• Stored rows
::::::::
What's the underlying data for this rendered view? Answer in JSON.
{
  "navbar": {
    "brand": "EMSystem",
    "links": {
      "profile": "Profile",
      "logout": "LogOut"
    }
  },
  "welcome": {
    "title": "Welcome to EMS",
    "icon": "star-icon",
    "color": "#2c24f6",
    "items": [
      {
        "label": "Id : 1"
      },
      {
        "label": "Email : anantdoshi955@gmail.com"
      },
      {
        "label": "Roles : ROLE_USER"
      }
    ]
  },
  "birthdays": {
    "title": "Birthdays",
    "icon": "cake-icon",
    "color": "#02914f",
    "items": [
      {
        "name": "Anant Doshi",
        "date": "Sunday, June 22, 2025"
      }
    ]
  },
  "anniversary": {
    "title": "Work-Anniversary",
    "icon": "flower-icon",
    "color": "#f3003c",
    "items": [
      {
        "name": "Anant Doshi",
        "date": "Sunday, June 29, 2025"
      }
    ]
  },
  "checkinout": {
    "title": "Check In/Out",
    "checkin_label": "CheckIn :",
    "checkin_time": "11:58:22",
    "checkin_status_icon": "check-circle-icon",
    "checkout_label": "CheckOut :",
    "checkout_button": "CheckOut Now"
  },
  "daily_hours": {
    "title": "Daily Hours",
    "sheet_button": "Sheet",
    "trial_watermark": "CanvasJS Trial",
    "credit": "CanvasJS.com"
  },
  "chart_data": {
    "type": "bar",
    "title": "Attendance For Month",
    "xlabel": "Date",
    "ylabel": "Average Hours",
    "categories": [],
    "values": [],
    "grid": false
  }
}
::::::::
• To do
Where a line above contains the word "icon", copy that line.

• Finished exercise
    "icon": "star-icon",
    "icon": "cake-icon",
    "icon": "flower-icon",
    "checkin_status_icon": "check-circle-icon",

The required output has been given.